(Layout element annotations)
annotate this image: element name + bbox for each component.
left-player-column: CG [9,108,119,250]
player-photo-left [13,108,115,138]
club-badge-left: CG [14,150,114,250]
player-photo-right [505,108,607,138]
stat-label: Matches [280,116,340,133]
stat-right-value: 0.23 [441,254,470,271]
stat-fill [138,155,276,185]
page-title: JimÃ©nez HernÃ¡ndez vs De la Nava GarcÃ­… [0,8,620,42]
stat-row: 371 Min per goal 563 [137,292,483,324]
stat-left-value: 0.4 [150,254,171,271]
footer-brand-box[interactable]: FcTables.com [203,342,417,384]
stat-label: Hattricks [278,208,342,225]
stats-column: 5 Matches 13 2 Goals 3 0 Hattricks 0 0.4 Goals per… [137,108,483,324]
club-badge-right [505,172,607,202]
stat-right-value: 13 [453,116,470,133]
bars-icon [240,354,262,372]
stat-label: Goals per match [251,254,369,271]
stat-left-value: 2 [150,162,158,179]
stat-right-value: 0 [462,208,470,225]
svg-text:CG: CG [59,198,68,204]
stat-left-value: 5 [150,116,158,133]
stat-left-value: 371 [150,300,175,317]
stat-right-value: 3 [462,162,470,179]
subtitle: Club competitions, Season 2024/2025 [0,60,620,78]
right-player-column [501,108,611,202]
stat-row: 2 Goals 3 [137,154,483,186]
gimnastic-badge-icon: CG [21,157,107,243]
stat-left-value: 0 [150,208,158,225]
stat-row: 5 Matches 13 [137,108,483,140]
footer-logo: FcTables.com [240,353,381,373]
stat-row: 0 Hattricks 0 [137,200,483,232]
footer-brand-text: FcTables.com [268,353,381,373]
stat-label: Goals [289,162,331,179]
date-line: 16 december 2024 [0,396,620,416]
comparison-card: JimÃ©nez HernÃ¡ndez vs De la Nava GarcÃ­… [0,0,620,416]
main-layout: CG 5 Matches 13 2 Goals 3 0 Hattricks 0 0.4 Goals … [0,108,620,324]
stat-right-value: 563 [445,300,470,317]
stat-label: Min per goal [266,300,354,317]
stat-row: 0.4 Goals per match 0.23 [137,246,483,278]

[What you will do]: Reproduce every line of the records above verbatim, keeping each character, bracketed coordinate, and line order unchanged.

[Answer]:
annotate this image: element name + bbox for each component.
left-player-column: CG [9,108,119,250]
player-photo-left [13,108,115,138]
club-badge-left: CG [14,150,114,250]
player-photo-right [505,108,607,138]
stat-label: Matches [280,116,340,133]
stat-right-value: 0.23 [441,254,470,271]
stat-fill [138,155,276,185]
page-title: JimÃ©nez HernÃ¡ndez vs De la Nava GarcÃ­… [0,8,620,42]
stat-row: 371 Min per goal 563 [137,292,483,324]
stat-left-value: 0.4 [150,254,171,271]
footer-brand-box[interactable]: FcTables.com [203,342,417,384]
stat-label: Hattricks [278,208,342,225]
stats-column: 5 Matches 13 2 Goals 3 0 Hattricks 0 0.4 Goals per… [137,108,483,324]
club-badge-right [505,172,607,202]
stat-right-value: 13 [453,116,470,133]
bars-icon [240,354,262,372]
stat-label: Goals per match [251,254,369,271]
stat-left-value: 2 [150,162,158,179]
stat-right-value: 0 [462,208,470,225]
svg-text:CG: CG [59,198,68,204]
stat-left-value: 5 [150,116,158,133]
stat-left-value: 371 [150,300,175,317]
stat-right-value: 3 [462,162,470,179]
subtitle: Club competitions, Season 2024/2025 [0,60,620,78]
right-player-column [501,108,611,202]
stat-row: 2 Goals 3 [137,154,483,186]
gimnastic-badge-icon: CG [21,157,107,243]
stat-left-value: 0 [150,208,158,225]
stat-row: 5 Matches 13 [137,108,483,140]
footer-logo: FcTables.com [240,353,381,373]
stat-row: 0 Hattricks 0 [137,200,483,232]
footer-brand-text: FcTables.com [268,353,381,373]
stat-label: Goals [289,162,331,179]
date-line: 16 december 2024 [0,396,620,416]
comparison-card: JimÃ©nez HernÃ¡ndez vs De la Nava GarcÃ­… [0,0,620,416]
main-layout: CG 5 Matches 13 2 Goals 3 0 Hattricks 0 0.4 Goals … [0,108,620,324]
stat-right-value: 563 [445,300,470,317]
stat-label: Min per goal [266,300,354,317]
stat-row: 0.4 Goals per match 0.23 [137,246,483,278]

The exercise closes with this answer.